JOB: Extract the entries in their exact form.

Figure collection entries
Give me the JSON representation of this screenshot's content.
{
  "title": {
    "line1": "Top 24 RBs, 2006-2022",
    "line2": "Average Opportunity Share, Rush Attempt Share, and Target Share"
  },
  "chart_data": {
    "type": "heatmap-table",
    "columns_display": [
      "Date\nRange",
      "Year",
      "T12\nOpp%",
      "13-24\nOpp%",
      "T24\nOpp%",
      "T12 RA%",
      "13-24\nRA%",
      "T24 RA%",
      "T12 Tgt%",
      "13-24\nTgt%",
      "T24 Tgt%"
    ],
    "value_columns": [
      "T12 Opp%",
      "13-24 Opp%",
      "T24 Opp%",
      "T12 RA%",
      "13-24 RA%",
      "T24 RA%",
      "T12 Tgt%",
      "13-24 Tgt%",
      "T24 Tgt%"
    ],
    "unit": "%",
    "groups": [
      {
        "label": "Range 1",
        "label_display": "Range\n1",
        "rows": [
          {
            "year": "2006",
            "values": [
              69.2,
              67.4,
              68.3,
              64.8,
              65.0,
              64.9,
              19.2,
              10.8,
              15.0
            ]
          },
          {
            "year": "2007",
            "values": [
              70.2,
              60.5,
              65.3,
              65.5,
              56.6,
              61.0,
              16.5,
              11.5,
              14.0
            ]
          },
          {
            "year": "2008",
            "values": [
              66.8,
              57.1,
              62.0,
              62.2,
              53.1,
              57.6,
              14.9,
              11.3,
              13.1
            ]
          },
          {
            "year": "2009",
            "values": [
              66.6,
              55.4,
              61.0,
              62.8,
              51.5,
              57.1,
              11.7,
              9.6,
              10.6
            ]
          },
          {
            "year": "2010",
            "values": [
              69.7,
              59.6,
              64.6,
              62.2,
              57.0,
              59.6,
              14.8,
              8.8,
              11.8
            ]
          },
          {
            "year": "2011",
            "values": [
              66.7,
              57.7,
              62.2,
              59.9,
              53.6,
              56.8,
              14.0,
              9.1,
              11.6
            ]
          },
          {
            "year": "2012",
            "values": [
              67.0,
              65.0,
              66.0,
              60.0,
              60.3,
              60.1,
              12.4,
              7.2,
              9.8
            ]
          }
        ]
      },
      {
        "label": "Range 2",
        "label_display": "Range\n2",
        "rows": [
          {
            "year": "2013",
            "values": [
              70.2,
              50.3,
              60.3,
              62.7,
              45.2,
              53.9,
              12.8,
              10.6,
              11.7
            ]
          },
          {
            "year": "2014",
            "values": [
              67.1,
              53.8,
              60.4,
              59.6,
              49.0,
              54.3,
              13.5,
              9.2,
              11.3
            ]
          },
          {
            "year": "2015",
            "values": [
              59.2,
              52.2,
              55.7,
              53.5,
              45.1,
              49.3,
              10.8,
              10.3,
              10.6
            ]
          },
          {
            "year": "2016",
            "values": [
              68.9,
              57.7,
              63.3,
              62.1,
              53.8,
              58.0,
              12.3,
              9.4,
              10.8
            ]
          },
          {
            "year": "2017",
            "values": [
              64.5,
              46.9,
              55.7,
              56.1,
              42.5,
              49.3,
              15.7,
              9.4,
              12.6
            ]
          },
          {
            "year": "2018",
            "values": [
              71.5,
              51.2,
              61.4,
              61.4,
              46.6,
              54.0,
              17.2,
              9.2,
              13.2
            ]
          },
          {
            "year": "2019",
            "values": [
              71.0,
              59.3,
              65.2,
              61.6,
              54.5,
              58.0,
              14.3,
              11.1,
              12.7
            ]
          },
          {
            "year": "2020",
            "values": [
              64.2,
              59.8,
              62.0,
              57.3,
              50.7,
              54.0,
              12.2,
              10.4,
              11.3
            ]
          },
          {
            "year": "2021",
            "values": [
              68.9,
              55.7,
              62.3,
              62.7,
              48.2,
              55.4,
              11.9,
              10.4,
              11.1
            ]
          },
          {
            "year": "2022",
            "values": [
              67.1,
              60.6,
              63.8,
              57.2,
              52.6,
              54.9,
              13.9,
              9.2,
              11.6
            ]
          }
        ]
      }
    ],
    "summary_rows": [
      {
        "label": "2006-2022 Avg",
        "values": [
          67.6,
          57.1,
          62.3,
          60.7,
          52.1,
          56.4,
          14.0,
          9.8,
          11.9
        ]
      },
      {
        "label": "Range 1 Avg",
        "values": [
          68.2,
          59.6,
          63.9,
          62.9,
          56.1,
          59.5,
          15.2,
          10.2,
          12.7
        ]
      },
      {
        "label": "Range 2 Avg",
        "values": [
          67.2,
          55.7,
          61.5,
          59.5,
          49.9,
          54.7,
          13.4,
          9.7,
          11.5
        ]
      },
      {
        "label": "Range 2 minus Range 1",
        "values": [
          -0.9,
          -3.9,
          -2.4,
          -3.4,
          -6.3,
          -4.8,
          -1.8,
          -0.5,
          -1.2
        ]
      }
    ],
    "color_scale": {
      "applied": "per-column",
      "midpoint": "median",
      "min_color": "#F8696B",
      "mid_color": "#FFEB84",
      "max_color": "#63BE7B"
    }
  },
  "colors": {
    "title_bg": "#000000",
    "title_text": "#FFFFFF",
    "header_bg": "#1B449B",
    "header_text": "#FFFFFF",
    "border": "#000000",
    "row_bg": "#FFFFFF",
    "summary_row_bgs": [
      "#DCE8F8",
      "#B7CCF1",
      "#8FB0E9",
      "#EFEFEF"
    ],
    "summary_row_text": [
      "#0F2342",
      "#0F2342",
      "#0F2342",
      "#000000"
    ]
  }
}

SOLUTION:
Give me the JSON representation of this screenshot's content.
{
  "title": {
    "line1": "Top 24 RBs, 2006-2022",
    "line2": "Average Opportunity Share, Rush Attempt Share, and Target Share"
  },
  "chart_data": {
    "type": "heatmap-table",
    "columns_display": [
      "Date\nRange",
      "Year",
      "T12\nOpp%",
      "13-24\nOpp%",
      "T24\nOpp%",
      "T12 RA%",
      "13-24\nRA%",
      "T24 RA%",
      "T12 Tgt%",
      "13-24\nTgt%",
      "T24 Tgt%"
    ],
    "value_columns": [
      "T12 Opp%",
      "13-24 Opp%",
      "T24 Opp%",
      "T12 RA%",
      "13-24 RA%",
      "T24 RA%",
      "T12 Tgt%",
      "13-24 Tgt%",
      "T24 Tgt%"
    ],
    "unit": "%",
    "groups": [
      {
        "label": "Range 1",
        "label_display": "Range\n1",
        "rows": [
          {
            "year": "2006",
            "values": [
              69.2,
              67.4,
              68.3,
              64.8,
              65.0,
              64.9,
              19.2,
              10.8,
              15.0
            ]
          },
          {
            "year": "2007",
            "values": [
              70.2,
              60.5,
              65.3,
              65.5,
              56.6,
              61.0,
              16.5,
              11.5,
              14.0
            ]
          },
          {
            "year": "2008",
            "values": [
              66.8,
              57.1,
              62.0,
              62.2,
              53.1,
              57.6,
              14.9,
              11.3,
              13.1
            ]
          },
          {
            "year": "2009",
            "values": [
              66.6,
              55.4,
              61.0,
              62.8,
              51.5,
              57.1,
              11.7,
              9.6,
              10.6
            ]
          },
          {
            "year": "2010",
            "values": [
              69.7,
              59.6,
              64.6,
              62.2,
              57.0,
              59.6,
              14.8,
              8.8,
              11.8
            ]
          },
          {
            "year": "2011",
            "values": [
              66.7,
              57.7,
              62.2,
              59.9,
              53.6,
              56.8,
              14.0,
              9.1,
              11.6
            ]
          },
          {
            "year": "2012",
            "values": [
              67.0,
              65.0,
              66.0,
              60.0,
              60.3,
              60.1,
              12.4,
              7.2,
              9.8
            ]
          }
        ]
      },
      {
        "label": "Range 2",
        "label_display": "Range\n2",
        "rows": [
          {
            "year": "2013",
            "values": [
              70.2,
              50.3,
              60.3,
              62.7,
              45.2,
              53.9,
              12.8,
              10.6,
              11.7
            ]
          },
          {
            "year": "2014",
            "values": [
              67.1,
              53.8,
              60.4,
              59.6,
              49.0,
              54.3,
              13.5,
              9.2,
              11.3
            ]
          },
          {
            "year": "2015",
            "values": [
              59.2,
              52.2,
              55.7,
              53.5,
              45.1,
              49.3,
              10.8,
              10.3,
              10.6
            ]
          },
          {
            "year": "2016",
            "values": [
              68.9,
              57.7,
              63.3,
              62.1,
              53.8,
              58.0,
              12.3,
              9.4,
              10.8
            ]
          },
          {
            "year": "2017",
            "values": [
              64.5,
              46.9,
              55.7,
              56.1,
              42.5,
              49.3,
              15.7,
              9.4,
              12.6
            ]
          },
          {
            "year": "2018",
            "values": [
              71.5,
              51.2,
              61.4,
              61.4,
              46.6,
              54.0,
              17.2,
              9.2,
              13.2
            ]
          },
          {
            "year": "2019",
            "values": [
              71.0,
              59.3,
              65.2,
              61.6,
              54.5,
              58.0,
              14.3,
              11.1,
              12.7
            ]
          },
          {
            "year": "2020",
            "values": [
              64.2,
              59.8,
              62.0,
              57.3,
              50.7,
              54.0,
              12.2,
              10.4,
              11.3
            ]
          },
          {
            "year": "2021",
            "values": [
              68.9,
              55.7,
              62.3,
              62.7,
              48.2,
              55.4,
              11.9,
              10.4,
              11.1
            ]
          },
          {
            "year": "2022",
            "values": [
              67.1,
              60.6,
              63.8,
              57.2,
              52.6,
              54.9,
              13.9,
              9.2,
              11.6
            ]
          }
        ]
      }
    ],
    "summary_rows": [
      {
        "label": "2006-2022 Avg",
        "values": [
          67.6,
          57.1,
          62.3,
          60.7,
          52.1,
          56.4,
          14.0,
          9.8,
          11.9
        ]
      },
      {
        "label": "Range 1 Avg",
        "values": [
          68.2,
          59.6,
          63.9,
          62.9,
          56.1,
          59.5,
          15.2,
          10.2,
          12.7
        ]
      },
      {
        "label": "Range 2 Avg",
        "values": [
          67.2,
          55.7,
          61.5,
          59.5,
          49.9,
          54.7,
          13.4,
          9.7,
          11.5
        ]
      },
      {
        "label": "Range 2 minus Range 1",
        "values": [
          -0.9,
          -3.9,
          -2.4,
          -3.4,
          -6.3,
          -4.8,
          -1.8,
          -0.5,
          -1.2
        ]
      }
    ],
    "color_scale": {
      "applied": "per-column",
      "midpoint": "median",
      "min_color": "#F8696B",
      "mid_color": "#FFEB84",
      "max_color": "#63BE7B"
    }
  },
  "colors": {
    "title_bg": "#000000",
    "title_text": "#FFFFFF",
    "header_bg": "#1B449B",
    "header_text": "#FFFFFF",
    "border": "#000000",
    "row_bg": "#FFFFFF",
    "summary_row_bgs": [
      "#DCE8F8",
      "#B7CCF1",
      "#8FB0E9",
      "#EFEFEF"
    ],
    "summary_row_text": [
      "#0F2342",
      "#0F2342",
      "#0F2342",
      "#000000"
    ]
  }
}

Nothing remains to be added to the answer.